**Requirements**
The listing below should be copied in full, word for word.

**Provided data**
★ ★ ★ ★ ★
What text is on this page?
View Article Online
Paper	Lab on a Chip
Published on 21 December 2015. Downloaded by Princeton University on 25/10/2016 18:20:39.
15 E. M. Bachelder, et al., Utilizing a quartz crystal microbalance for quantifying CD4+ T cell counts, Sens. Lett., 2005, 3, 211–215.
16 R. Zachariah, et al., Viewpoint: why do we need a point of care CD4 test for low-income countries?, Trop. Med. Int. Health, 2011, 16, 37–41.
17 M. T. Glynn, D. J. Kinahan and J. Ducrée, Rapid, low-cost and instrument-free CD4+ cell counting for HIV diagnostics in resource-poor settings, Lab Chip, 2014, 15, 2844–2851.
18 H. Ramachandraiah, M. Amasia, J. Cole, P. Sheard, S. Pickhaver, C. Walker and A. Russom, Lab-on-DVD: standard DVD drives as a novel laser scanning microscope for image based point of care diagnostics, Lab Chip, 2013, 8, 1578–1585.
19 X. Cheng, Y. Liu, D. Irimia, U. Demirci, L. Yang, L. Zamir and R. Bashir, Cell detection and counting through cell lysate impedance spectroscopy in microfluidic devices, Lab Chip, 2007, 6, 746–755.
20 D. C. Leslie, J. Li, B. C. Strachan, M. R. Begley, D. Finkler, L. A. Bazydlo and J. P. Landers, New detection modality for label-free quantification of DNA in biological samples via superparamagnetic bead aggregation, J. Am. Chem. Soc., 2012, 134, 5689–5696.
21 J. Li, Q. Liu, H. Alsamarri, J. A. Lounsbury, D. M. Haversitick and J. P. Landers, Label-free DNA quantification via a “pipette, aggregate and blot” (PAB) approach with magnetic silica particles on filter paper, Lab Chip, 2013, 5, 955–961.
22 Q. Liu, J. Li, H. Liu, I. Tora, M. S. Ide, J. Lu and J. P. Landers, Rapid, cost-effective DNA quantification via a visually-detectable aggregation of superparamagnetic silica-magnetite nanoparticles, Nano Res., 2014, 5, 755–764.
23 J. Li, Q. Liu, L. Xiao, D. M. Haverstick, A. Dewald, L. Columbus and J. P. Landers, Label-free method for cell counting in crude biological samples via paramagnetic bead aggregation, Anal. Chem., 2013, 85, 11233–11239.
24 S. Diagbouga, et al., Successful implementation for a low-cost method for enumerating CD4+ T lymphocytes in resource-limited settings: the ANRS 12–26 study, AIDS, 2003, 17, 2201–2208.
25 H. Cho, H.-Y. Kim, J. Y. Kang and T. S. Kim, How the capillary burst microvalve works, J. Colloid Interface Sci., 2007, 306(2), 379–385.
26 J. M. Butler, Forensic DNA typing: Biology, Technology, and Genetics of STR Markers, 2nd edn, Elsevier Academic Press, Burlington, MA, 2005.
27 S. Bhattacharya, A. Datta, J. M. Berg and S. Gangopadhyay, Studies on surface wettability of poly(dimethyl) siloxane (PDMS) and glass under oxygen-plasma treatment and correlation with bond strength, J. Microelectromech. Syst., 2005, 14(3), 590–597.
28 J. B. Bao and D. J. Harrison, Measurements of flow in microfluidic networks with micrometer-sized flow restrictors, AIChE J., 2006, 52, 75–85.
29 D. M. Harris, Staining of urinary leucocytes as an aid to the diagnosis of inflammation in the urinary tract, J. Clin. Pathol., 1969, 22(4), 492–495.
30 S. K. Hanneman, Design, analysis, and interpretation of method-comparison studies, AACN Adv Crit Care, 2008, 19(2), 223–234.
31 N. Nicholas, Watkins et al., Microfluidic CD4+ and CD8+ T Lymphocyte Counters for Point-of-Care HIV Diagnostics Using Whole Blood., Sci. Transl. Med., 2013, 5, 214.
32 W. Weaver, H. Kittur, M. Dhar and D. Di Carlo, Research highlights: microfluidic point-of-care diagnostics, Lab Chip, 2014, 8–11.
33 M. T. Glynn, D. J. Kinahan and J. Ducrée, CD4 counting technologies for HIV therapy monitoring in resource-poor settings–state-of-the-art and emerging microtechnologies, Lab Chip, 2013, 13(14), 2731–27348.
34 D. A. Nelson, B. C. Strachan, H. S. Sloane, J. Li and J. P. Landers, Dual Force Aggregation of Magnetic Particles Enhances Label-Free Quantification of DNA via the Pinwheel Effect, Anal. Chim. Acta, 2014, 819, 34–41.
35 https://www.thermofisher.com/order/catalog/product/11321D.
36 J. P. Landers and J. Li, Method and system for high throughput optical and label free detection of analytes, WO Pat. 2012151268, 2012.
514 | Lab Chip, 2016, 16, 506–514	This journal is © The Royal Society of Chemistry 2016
★ ★ ★ ★ ★
**Final answer**
What text is on this page?
View Article Online
Paper	Lab on a Chip
Published on 21 December 2015. Downloaded by Princeton University on 25/10/2016 18:20:39.
15 E. M. Bachelder, et al., Utilizing a quartz crystal microbalance for quantifying CD4+ T cell counts, Sens. Lett., 2005, 3, 211–215.
16 R. Zachariah, et al., Viewpoint: why do we need a point of care CD4 test for low-income countries?, Trop. Med. Int. Health, 2011, 16, 37–41.
17 M. T. Glynn, D. J. Kinahan and J. Ducrée, Rapid, low-cost and instrument-free CD4+ cell counting for HIV diagnostics in resource-poor settings, Lab Chip, 2014, 15, 2844–2851.
18 H. Ramachandraiah, M. Amasia, J. Cole, P. Sheard, S. Pickhaver, C. Walker and A. Russom, Lab-on-DVD: standard DVD drives as a novel laser scanning microscope for image based point of care diagnostics, Lab Chip, 2013, 8, 1578–1585.
19 X. Cheng, Y. Liu, D. Irimia, U. Demirci, L. Yang, L. Zamir and R. Bashir, Cell detection and counting through cell lysate impedance spectroscopy in microfluidic devices, Lab Chip, 2007, 6, 746–755.
20 D. C. Leslie, J. Li, B. C. Strachan, M. R. Begley, D. Finkler, L. A. Bazydlo and J. P. Landers, New detection modality for label-free quantification of DNA in biological samples via superparamagnetic bead aggregation, J. Am. Chem. Soc., 2012, 134, 5689–5696.
21 J. Li, Q. Liu, H. Alsamarri, J. A. Lounsbury, D. M. Haversitick and J. P. Landers, Label-free DNA quantification via a “pipette, aggregate and blot” (PAB) approach with magnetic silica particles on filter paper, Lab Chip, 2013, 5, 955–961.
22 Q. Liu, J. Li, H. Liu, I. Tora, M. S. Ide, J. Lu and J. P. Landers, Rapid, cost-effective DNA quantification via a visually-detectable aggregation of superparamagnetic silica-magnetite nanoparticles, Nano Res., 2014, 5, 755–764.
23 J. Li, Q. Liu, L. Xiao, D. M. Haverstick, A. Dewald, L. Columbus and J. P. Landers, Label-free method for cell counting in crude biological samples via paramagnetic bead aggregation, Anal. Chem., 2013, 85, 11233–11239.
24 S. Diagbouga, et al., Successful implementation for a low-cost method for enumerating CD4+ T lymphocytes in resource-limited settings: the ANRS 12–26 study, AIDS, 2003, 17, 2201–2208.
25 H. Cho, H.-Y. Kim, J. Y. Kang and T. S. Kim, How the capillary burst microvalve works, J. Colloid Interface Sci., 2007, 306(2), 379–385.
26 J. M. Butler, Forensic DNA typing: Biology, Technology, and Genetics of STR Markers, 2nd edn, Elsevier Academic Press, Burlington, MA, 2005.
27 S. Bhattacharya, A. Datta, J. M. Berg and S. Gangopadhyay, Studies on surface wettability of poly(dimethyl) siloxane (PDMS) and glass under oxygen-plasma treatment and correlation with bond strength, J. Microelectromech. Syst., 2005, 14(3), 590–597.
28 J. B. Bao and D. J. Harrison, Measurements of flow in microfluidic networks with micrometer-sized flow restrictors, AIChE J., 2006, 52, 75–85.
29 D. M. Harris, Staining of urinary leucocytes as an aid to the diagnosis of inflammation in the urinary tract, J. Clin. Pathol., 1969, 22(4), 492–495.
30 S. K. Hanneman, Design, analysis, and interpretation of method-comparison studies, AACN Adv Crit Care, 2008, 19(2), 223–234.
31 N. Nicholas, Watkins et al., Microfluidic CD4+ and CD8+ T Lymphocyte Counters for Point-of-Care HIV Diagnostics Using Whole Blood., Sci. Transl. Med., 2013, 5, 214.
32 W. Weaver, H. Kittur, M. Dhar and D. Di Carlo, Research highlights: microfluidic point-of-care diagnostics, Lab Chip, 2014, 8–11.
33 M. T. Glynn, D. J. Kinahan and J. Ducrée, CD4 counting technologies for HIV therapy monitoring in resource-poor settings–state-of-the-art and emerging microtechnologies, Lab Chip, 2013, 13(14), 2731–27348.
34 D. A. Nelson, B. C. Strachan, H. S. Sloane, J. Li and J. P. Landers, Dual Force Aggregation of Magnetic Particles Enhances Label-Free Quantification of DNA via the Pinwheel Effect, Anal. Chim. Acta, 2014, 819, 34–41.
35 https://www.thermofisher.com/order/catalog/product/11321D.
36 J. P. Landers and J. Li, Method and system for high throughput optical and label free detection of analytes, WO Pat. 2012151268, 2012.
514 | Lab Chip, 2016, 16, 506–514	This journal is © The Royal Society of Chemistry 2016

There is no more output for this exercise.